# Data lines:
"""

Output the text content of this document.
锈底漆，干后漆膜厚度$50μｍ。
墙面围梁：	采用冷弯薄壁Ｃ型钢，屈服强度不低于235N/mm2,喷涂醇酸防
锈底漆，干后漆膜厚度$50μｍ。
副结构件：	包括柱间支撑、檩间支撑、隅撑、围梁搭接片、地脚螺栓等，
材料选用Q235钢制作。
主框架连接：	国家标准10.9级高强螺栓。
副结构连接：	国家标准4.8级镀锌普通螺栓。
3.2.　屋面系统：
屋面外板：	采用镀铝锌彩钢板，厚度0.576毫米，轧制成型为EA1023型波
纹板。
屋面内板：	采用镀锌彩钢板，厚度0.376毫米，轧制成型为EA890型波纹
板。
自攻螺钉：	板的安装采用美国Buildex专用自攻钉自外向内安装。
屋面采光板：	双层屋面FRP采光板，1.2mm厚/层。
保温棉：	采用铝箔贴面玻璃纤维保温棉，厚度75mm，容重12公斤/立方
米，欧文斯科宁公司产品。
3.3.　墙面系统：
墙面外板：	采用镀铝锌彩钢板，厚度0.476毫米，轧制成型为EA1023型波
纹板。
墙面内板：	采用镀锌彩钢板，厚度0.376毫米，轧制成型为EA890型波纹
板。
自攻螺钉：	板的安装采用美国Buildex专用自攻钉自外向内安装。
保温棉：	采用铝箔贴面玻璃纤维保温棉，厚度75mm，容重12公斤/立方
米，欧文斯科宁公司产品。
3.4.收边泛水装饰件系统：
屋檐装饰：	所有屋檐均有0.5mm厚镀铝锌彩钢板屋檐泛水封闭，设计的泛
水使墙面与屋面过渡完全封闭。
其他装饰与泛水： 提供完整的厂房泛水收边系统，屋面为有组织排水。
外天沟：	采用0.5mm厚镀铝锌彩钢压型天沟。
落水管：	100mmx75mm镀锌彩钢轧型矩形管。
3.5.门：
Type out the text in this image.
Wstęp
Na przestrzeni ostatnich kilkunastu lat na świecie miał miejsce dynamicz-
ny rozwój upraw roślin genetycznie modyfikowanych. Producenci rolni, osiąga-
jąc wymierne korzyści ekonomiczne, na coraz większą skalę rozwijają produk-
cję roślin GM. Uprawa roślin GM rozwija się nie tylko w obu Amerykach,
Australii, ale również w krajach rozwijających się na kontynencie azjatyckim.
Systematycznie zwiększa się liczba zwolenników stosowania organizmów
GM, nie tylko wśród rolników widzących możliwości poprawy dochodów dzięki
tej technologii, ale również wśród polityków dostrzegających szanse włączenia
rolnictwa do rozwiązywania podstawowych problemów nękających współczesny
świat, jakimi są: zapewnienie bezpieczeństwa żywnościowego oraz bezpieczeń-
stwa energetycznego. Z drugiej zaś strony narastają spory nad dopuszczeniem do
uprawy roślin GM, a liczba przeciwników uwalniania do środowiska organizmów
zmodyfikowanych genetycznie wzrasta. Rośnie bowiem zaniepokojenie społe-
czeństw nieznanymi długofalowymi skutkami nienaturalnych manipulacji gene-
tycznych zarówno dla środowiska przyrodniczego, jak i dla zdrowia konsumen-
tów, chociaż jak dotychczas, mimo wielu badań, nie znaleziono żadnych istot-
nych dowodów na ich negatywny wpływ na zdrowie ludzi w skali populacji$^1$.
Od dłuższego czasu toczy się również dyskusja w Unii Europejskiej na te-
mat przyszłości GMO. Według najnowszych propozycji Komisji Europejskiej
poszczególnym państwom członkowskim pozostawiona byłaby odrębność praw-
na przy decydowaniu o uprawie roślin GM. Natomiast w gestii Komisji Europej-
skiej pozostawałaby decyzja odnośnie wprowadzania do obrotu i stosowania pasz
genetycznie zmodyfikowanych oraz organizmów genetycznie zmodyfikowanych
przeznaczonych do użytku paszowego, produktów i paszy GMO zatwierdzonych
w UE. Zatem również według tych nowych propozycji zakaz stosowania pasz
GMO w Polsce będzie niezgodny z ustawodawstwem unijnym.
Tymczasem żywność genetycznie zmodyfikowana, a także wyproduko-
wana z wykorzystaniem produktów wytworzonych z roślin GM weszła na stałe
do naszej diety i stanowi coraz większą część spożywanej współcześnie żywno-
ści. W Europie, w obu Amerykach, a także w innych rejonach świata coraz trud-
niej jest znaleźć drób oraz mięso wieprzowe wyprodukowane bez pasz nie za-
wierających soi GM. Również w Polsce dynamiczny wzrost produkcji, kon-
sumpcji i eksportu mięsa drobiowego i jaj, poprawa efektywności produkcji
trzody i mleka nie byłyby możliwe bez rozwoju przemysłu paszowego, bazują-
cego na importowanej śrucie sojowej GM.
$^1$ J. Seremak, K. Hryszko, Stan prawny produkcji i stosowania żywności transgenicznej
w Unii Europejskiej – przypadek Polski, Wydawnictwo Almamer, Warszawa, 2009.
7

"""

Working from the listing above, pick out every line that has "genetycznie" and copy it.

ny rozwój upraw roślin genetycznie modyfikowanych. Producenci rolni, osiąga-
zmodyfikowanych genetycznie wzrasta. Rośnie bowiem zaniepokojenie społe-
genetycznie zmodyfikowanych oraz organizmów genetycznie zmodyfikowanych
Tymczasem żywność genetycznie zmodyfikowana, a także wyproduko-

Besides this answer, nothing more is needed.